> PASSAGE SHOWN
A total of 78 marine organisms were collected, of which the majority (65.4%) were marine algae. Among these, red algae were the most prevalent, representing 56.9% of all algae and 37.2% of the total specimens. Marine sponges comprised the remaining 34.6% of the samples. Disk diffusion assays were performed on both aqueous and organic extracts, with 10 aqueous extracts (12.8%) and 23 organic extracts (29.5%) exhibiting antibacterial activity against at least one tested bacterial strain (Tables S4 and S5).
Among the aqueous extracts, 37% of sponge-derived samples showed antibacterial activity, while none of the algal aqueous extracts were active. In contrast, organic extracts displayed higher antibacterial potential, with 48.1% of sponge and 19.6% of algal extracts showing inhibitory effects. Activity against the Gram-negative bacterium Escherichia coli was observed in 10.2% of the tested species. In comparison, Gram-positive strains were more frequently inhibited, with 24.4% of extracts effective against Staphylococcus aureus and 23.1% against Staphylococcus epidermidis.
Among the aqueous extracts, the most pronounced inhibition zones were observed in the extract from Pseudosuberites sp., with diameters of 15.00 ± 1.00 mm (E. coli), 19.33 ± 2.31 mm (S. aureus), and 14.67 ± 2.31 mm (S. epidermidis) (Figure 1). Six sponge extracts—Amphimedon compressa, Aplysina fistularis, Aplysina fulva, Aplysina lactuca, Mycale sp., and Pseudosuberites sp.—were active against all three bacterial strains, representing 60% of the active aqueous samples. In contrast, Agelas sventres displayed the lowest activity, inhibiting only S. aureus (9.00 ± 1.00 mm). Tedania ignis and Topsentia ophiraphidites showed no activity against E. coli. Examples of inhibition halos from aqueous extracts are shown in Figure 2.
The genus Aplysina showed the highest number of positive results in both extraction types, with inhibition zones ranging from 8.33 ± 0.58 to 23.00 ± 2.00 mm and consistent activity against all of the tested bacterial strains (Figure 1 and Figure 3). Other sponges, such as Mycale sp. and Topsentia ophiraphidites, also exhibited notable activity, particularly in organic extracts. Four sponge species—Aiolochroia crassa, Aplysina cauliformes, Erylus formosus, and Ircinia felix—that were inactive in aqueous extractions showed activity in their organic counterparts. Conversely, only Tedania ignis lost activity upon organic extraction, while the other nine species maintained or increased their antibacterial performance.
None of the aqueous algal extracts exhibited antibacterial activity. However, 19.6% of organic algal extracts were effective, primarily against Staphylococcus strains, with inhibition zones ranging from 8.00 ± 0.00 to 12.00 ± 1.00 mm (Figure 3). A notable exception was Amansia multifida, which produced a prominent inhibition zone of 24.00 ± 4.00 mm against S. aureus. Only two algal species—Dictyota mertensii and Gracilariopsis sp.—exhibited activity against both Staphylococcus strains, with inhibition zones ranging from 8.00 ± 0.00 to 9.33 ± 0.58 mm.

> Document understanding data
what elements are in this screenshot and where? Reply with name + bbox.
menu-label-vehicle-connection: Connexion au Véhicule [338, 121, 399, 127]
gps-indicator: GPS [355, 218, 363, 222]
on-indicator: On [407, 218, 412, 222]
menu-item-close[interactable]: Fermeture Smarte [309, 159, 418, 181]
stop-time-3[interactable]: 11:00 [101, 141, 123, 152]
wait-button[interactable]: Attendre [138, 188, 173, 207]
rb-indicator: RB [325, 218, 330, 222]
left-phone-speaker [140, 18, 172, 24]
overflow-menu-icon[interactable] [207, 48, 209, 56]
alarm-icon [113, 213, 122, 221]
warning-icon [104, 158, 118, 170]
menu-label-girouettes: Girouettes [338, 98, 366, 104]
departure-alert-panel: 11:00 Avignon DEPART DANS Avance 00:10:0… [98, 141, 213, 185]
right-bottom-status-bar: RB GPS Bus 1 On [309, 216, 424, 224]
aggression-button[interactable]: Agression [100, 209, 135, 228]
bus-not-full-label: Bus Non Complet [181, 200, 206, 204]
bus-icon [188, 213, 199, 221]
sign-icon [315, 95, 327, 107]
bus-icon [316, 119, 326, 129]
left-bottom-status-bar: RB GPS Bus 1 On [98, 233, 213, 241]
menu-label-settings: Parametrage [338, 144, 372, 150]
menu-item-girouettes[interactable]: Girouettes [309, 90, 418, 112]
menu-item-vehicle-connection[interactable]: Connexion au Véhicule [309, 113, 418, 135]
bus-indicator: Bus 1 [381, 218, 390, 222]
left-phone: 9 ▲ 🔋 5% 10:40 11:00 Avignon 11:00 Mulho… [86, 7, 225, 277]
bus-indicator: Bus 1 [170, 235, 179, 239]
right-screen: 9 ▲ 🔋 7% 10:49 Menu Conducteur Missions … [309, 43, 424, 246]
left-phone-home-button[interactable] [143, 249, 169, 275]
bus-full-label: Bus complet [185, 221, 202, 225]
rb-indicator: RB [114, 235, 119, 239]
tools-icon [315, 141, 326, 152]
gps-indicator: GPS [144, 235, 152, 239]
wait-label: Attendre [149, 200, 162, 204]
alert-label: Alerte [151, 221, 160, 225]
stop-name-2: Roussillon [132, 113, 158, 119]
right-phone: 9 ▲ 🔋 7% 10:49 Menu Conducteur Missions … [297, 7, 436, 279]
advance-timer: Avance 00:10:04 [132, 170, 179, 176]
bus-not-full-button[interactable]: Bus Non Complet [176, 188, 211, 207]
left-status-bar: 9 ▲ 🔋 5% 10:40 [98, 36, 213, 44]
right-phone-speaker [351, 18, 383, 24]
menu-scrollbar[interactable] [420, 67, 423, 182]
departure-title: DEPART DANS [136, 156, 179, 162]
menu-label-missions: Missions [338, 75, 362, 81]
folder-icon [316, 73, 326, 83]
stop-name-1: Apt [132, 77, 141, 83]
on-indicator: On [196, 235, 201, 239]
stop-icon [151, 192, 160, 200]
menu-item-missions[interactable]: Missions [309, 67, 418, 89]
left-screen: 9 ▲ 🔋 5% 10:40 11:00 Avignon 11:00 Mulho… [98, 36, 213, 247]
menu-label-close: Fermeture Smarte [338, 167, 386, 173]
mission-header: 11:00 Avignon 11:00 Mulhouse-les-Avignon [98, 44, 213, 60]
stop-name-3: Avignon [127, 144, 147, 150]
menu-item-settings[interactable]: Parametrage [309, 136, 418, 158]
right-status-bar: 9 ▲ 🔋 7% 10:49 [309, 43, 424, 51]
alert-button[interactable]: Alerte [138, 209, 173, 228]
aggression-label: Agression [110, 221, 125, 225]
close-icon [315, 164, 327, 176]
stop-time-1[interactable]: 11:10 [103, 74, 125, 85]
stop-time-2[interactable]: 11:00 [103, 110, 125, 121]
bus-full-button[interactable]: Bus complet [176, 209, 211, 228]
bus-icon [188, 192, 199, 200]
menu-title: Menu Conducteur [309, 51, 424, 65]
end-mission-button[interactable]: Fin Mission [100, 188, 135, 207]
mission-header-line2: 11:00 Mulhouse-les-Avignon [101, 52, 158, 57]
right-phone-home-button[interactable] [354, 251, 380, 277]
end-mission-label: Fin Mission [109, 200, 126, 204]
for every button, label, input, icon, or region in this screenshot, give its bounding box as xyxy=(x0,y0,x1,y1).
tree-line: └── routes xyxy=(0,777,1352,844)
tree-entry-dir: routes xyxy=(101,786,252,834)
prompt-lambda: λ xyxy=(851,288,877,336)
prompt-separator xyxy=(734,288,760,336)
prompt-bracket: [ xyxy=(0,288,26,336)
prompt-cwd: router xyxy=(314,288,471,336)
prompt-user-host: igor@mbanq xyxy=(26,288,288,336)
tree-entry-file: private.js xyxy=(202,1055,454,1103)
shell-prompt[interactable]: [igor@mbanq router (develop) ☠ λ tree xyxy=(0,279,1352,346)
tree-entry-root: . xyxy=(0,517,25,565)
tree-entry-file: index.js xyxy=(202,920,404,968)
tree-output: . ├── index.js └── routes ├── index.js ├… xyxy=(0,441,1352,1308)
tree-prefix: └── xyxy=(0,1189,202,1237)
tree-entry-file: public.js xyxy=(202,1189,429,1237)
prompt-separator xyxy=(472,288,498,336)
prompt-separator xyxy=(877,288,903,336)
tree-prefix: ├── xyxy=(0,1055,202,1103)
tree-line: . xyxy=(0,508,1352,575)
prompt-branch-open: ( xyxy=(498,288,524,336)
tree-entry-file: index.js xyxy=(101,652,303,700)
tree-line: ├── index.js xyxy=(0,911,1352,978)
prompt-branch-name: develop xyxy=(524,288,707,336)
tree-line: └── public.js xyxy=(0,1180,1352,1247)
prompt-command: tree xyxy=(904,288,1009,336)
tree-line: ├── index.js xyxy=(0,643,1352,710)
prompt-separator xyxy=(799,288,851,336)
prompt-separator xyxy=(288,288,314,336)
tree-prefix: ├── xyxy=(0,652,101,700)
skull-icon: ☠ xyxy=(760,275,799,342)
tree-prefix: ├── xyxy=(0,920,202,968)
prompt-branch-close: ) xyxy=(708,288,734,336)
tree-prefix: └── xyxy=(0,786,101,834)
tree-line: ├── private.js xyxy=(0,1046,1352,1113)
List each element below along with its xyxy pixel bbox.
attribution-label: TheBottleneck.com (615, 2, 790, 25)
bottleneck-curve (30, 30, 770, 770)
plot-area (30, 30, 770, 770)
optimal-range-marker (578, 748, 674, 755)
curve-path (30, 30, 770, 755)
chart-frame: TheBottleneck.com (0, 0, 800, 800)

> COMPLETE THE FOLLOWING
a. In the passage on antibacterial marine extracts, list every sponge whose aqueous extract was active against all three bacterial strains.
b. Write what comes next in the passage on antibacterial marine extracts, picking up after its final sentence.

> EXERCISE RESPONSES
a. Amphimedon compressa, Aplysina fistularis, Aplysina fulva, Aplysina lactuca, Mycale sp., Pseudosuberites sp.

b.
Organic extracts from Amansia multifida (24.00 ± 4.00 mm), Dictyota dichotoma (8.00 ± 0.00 mm), Sargassum vulgare (11.00 ± 2.00 mm), and Valonia aegagropila (12.00 ± 1.00 mm) were active exclusively against S. aureus. In contrast, extracts from Corallina panizzoi (9.00 ± 0.00 mm), Cryptonemia crenulata (10.00 ± 0.00 mm), Gracilaria ramosissima (8.67 ± 0.58 mm), and Laurencia sp. (9.00 ± 0.00 mm) were active only against S. epidermidis. Among the macroalgae, 42.8% of brown algae exhibited antibacterial activity, followed by 20.7% of red algae and only 6% of green algae.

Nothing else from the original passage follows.